§ **Task details**: The records below must be output exactly, without pictures.

§ **Exercise material**:

%%

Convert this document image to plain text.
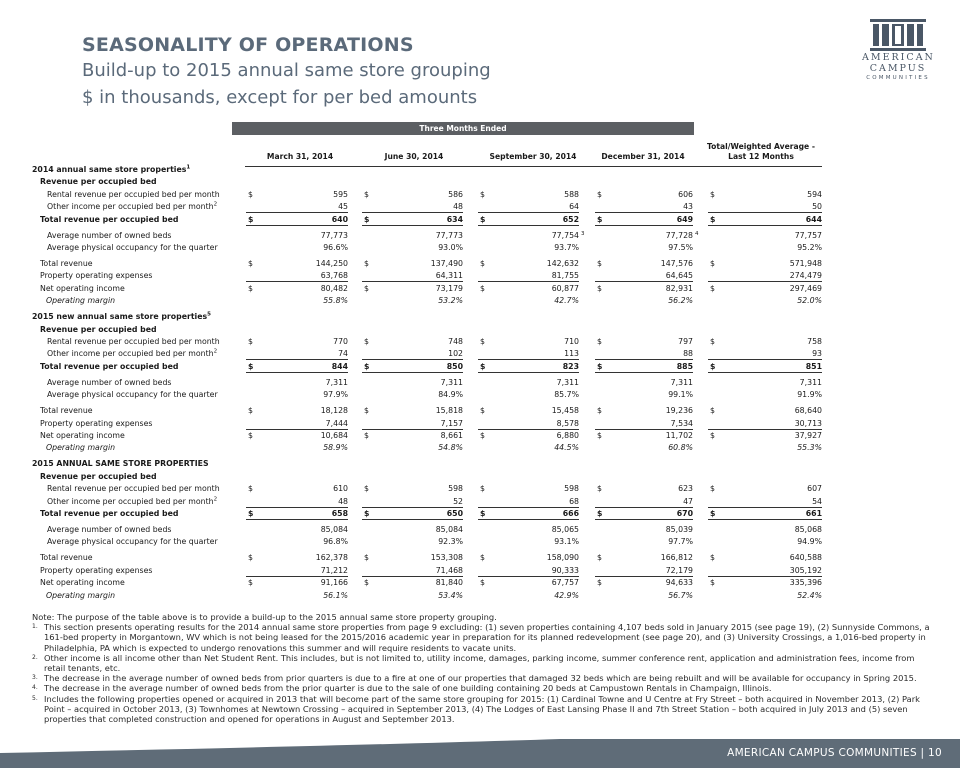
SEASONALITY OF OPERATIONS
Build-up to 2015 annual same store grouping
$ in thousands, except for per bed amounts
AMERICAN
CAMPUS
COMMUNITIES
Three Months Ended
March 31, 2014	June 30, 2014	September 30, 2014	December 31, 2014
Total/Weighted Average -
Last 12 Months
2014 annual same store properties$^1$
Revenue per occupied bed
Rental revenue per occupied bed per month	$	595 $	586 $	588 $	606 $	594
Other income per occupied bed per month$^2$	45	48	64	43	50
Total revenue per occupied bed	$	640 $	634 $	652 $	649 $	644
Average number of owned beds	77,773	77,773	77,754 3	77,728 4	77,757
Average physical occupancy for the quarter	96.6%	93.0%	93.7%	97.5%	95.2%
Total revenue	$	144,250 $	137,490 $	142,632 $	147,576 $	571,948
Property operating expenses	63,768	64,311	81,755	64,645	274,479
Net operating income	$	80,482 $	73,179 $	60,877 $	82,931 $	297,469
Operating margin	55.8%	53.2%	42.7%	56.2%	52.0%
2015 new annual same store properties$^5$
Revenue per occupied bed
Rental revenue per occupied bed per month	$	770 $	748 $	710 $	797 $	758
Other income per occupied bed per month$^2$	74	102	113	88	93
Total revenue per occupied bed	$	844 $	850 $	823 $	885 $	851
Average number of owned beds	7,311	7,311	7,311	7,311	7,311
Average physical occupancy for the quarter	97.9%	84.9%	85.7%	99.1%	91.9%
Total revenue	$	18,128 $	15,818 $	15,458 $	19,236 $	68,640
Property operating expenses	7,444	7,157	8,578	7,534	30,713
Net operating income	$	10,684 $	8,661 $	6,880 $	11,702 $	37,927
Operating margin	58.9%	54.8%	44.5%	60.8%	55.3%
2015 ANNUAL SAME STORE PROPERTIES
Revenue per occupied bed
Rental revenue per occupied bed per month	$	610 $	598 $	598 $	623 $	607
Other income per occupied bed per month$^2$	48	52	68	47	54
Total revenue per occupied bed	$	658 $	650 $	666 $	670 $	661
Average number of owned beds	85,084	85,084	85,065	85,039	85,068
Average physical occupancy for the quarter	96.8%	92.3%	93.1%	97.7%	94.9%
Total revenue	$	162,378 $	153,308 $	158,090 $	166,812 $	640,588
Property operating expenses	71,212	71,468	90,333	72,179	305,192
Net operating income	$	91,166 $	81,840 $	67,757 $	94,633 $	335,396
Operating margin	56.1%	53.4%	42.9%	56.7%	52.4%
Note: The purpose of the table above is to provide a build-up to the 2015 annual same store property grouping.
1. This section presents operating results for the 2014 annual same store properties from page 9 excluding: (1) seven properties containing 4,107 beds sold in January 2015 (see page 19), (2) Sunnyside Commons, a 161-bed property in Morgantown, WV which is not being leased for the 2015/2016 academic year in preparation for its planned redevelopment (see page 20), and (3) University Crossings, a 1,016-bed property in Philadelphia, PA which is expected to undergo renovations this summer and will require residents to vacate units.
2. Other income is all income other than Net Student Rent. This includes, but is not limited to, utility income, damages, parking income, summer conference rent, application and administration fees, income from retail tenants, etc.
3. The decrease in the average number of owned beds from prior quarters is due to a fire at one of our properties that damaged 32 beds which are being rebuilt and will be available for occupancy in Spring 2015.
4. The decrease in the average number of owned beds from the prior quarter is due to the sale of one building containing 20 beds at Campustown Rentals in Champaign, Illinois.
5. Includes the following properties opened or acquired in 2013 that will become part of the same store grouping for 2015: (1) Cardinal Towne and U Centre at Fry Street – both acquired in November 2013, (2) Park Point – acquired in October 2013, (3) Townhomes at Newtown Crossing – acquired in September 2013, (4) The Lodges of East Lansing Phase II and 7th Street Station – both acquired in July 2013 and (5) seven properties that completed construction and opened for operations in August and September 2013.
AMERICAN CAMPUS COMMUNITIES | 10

%%

§ **Task answer**:
Convert this document image to plain text.
SEASONALITY OF OPERATIONS
Build-up to 2015 annual same store grouping
$ in thousands, except for per bed amounts
AMERICAN
CAMPUS
COMMUNITIES
Three Months Ended
March 31, 2014	June 30, 2014	September 30, 2014	December 31, 2014
Total/Weighted Average -
Last 12 Months
2014 annual same store properties$^1$
Revenue per occupied bed
Rental revenue per occupied bed per month	$	595 $	586 $	588 $	606 $	594
Other income per occupied bed per month$^2$	45	48	64	43	50
Total revenue per occupied bed	$	640 $	634 $	652 $	649 $	644
Average number of owned beds	77,773	77,773	77,754 3	77,728 4	77,757
Average physical occupancy for the quarter	96.6%	93.0%	93.7%	97.5%	95.2%
Total revenue	$	144,250 $	137,490 $	142,632 $	147,576 $	571,948
Property operating expenses	63,768	64,311	81,755	64,645	274,479
Net operating income	$	80,482 $	73,179 $	60,877 $	82,931 $	297,469
Operating margin	55.8%	53.2%	42.7%	56.2%	52.0%
2015 new annual same store properties$^5$
Revenue per occupied bed
Rental revenue per occupied bed per month	$	770 $	748 $	710 $	797 $	758
Other income per occupied bed per month$^2$	74	102	113	88	93
Total revenue per occupied bed	$	844 $	850 $	823 $	885 $	851
Average number of owned beds	7,311	7,311	7,311	7,311	7,311
Average physical occupancy for the quarter	97.9%	84.9%	85.7%	99.1%	91.9%
Total revenue	$	18,128 $	15,818 $	15,458 $	19,236 $	68,640
Property operating expenses	7,444	7,157	8,578	7,534	30,713
Net operating income	$	10,684 $	8,661 $	6,880 $	11,702 $	37,927
Operating margin	58.9%	54.8%	44.5%	60.8%	55.3%
2015 ANNUAL SAME STORE PROPERTIES
Revenue per occupied bed
Rental revenue per occupied bed per month	$	610 $	598 $	598 $	623 $	607
Other income per occupied bed per month$^2$	48	52	68	47	54
Total revenue per occupied bed	$	658 $	650 $	666 $	670 $	661
Average number of owned beds	85,084	85,084	85,065	85,039	85,068
Average physical occupancy for the quarter	96.8%	92.3%	93.1%	97.7%	94.9%
Total revenue	$	162,378 $	153,308 $	158,090 $	166,812 $	640,588
Property operating expenses	71,212	71,468	90,333	72,179	305,192
Net operating income	$	91,166 $	81,840 $	67,757 $	94,633 $	335,396
Operating margin	56.1%	53.4%	42.9%	56.7%	52.4%
Note: The purpose of the table above is to provide a build-up to the 2015 annual same store property grouping.
1. This section presents operating results for the 2014 annual same store properties from page 9 excluding: (1) seven properties containing 4,107 beds sold in January 2015 (see page 19), (2) Sunnyside Commons, a 161-bed property in Morgantown, WV which is not being leased for the 2015/2016 academic year in preparation for its planned redevelopment (see page 20), and (3) University Crossings, a 1,016-bed property in Philadelphia, PA which is expected to undergo renovations this summer and will require residents to vacate units.
2. Other income is all income other than Net Student Rent. This includes, but is not limited to, utility income, damages, parking income, summer conference rent, application and administration fees, income from retail tenants, etc.
3. The decrease in the average number of owned beds from prior quarters is due to a fire at one of our properties that damaged 32 beds which are being rebuilt and will be available for occupancy in Spring 2015.
4. The decrease in the average number of owned beds from the prior quarter is due to the sale of one building containing 20 beds at Campustown Rentals in Champaign, Illinois.
5. Includes the following properties opened or acquired in 2013 that will become part of the same store grouping for 2015: (1) Cardinal Towne and U Centre at Fry Street – both acquired in November 2013, (2) Park Point – acquired in October 2013, (3) Townhomes at Newtown Crossing – acquired in September 2013, (4) The Lodges of East Lansing Phase II and 7th Street Station – both acquired in July 2013 and (5) seven properties that completed construction and opened for operations in August and September 2013.
AMERICAN CAMPUS COMMUNITIES | 10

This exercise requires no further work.